### JOB
Give the listing below again in full, exactly as written.

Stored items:
########
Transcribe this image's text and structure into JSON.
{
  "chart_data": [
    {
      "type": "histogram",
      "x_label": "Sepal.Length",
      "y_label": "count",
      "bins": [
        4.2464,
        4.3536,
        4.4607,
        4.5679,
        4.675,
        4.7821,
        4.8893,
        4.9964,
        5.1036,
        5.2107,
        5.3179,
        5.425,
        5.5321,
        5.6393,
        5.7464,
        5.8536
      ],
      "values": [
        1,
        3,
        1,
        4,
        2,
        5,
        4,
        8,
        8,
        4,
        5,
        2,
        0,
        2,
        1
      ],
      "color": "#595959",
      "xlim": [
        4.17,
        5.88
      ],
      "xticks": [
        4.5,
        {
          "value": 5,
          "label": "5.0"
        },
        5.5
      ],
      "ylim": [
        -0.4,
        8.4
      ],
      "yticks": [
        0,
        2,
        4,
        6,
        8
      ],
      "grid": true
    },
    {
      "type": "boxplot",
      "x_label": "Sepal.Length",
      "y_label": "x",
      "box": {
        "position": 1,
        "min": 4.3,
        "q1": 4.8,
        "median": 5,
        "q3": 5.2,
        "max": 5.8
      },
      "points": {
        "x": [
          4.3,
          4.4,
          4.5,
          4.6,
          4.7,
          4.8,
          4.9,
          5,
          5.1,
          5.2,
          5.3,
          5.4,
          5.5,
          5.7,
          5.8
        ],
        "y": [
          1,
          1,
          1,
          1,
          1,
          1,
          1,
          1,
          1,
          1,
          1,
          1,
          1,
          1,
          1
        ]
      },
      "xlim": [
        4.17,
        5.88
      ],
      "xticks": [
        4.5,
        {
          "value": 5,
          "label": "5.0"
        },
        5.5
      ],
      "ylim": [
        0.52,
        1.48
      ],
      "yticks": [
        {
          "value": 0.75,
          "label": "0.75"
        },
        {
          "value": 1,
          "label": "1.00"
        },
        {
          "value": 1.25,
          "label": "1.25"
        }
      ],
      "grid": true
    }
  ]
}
########
### COMPLETE OUTPUT
Transcribe this image's text and structure into JSON.
{
  "chart_data": [
    {
      "type": "histogram",
      "x_label": "Sepal.Length",
      "y_label": "count",
      "bins": [
        4.2464,
        4.3536,
        4.4607,
        4.5679,
        4.675,
        4.7821,
        4.8893,
        4.9964,
        5.1036,
        5.2107,
        5.3179,
        5.425,
        5.5321,
        5.6393,
        5.7464,
        5.8536
      ],
      "values": [
        1,
        3,
        1,
        4,
        2,
        5,
        4,
        8,
        8,
        4,
        5,
        2,
        0,
        2,
        1
      ],
      "color": "#595959",
      "xlim": [
        4.17,
        5.88
      ],
      "xticks": [
        4.5,
        {
          "value": 5,
          "label": "5.0"
        },
        5.5
      ],
      "ylim": [
        -0.4,
        8.4
      ],
      "yticks": [
        0,
        2,
        4,
        6,
        8
      ],
      "grid": true
    },
    {
      "type": "boxplot",
      "x_label": "Sepal.Length",
      "y_label": "x",
      "box": {
        "position": 1,
        "min": 4.3,
        "q1": 4.8,
        "median": 5,
        "q3": 5.2,
        "max": 5.8
      },
      "points": {
        "x": [
          4.3,
          4.4,
          4.5,
          4.6,
          4.7,
          4.8,
          4.9,
          5,
          5.1,
          5.2,
          5.3,
          5.4,
          5.5,
          5.7,
          5.8
        ],
        "y": [
          1,
          1,
          1,
          1,
          1,
          1,
          1,
          1,
          1,
          1,
          1,
          1,
          1,
          1,
          1
        ]
      },
      "xlim": [
        4.17,
        5.88
      ],
      "xticks": [
        4.5,
        {
          "value": 5,
          "label": "5.0"
        },
        5.5
      ],
      "ylim": [
        0.52,
        1.48
      ],
      "yticks": [
        {
          "value": 0.75,
          "label": "0.75"
        },
        {
          "value": 1,
          "label": "1.00"
        },
        {
          "value": 1.25,
          "label": "1.25"
        }
      ],
      "grid": true
    }
  ]
}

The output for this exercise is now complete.